INPUT FOR THIS TASK >>

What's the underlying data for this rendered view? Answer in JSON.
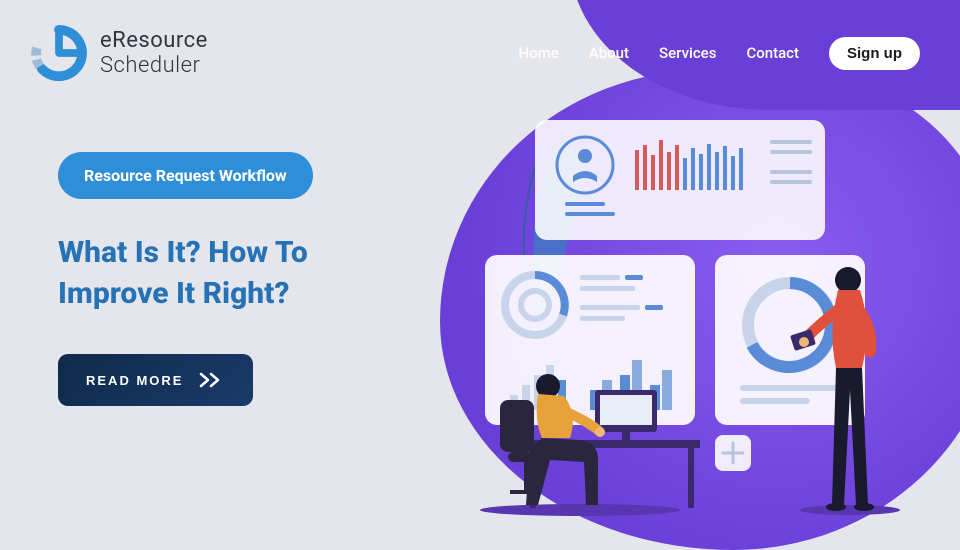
{
  "logo": {
    "line1": "eResource",
    "line2": "Scheduler"
  },
  "nav": {
    "items": [
      "Home",
      "About",
      "Services",
      "Contact"
    ],
    "signup": "Sign up"
  },
  "hero": {
    "pill": "Resource Request Workflow",
    "heading": "What Is It? How To Improve It Right?",
    "cta": "READ MORE"
  }
}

PROBLEM DETAILS >> Retype every entry verbatim and exclude the pictures from the copy.

SOLVED PROBLEM >>
What's the underlying data for this rendered view? Answer in JSON.
{
  "logo": {
    "line1": "eResource",
    "line2": "Scheduler"
  },
  "nav": {
    "items": [
      "Home",
      "About",
      "Services",
      "Contact"
    ],
    "signup": "Sign up"
  },
  "hero": {
    "pill": "Resource Request Workflow",
    "heading": "What Is It? How To Improve It Right?",
    "cta": "READ MORE"
  }
}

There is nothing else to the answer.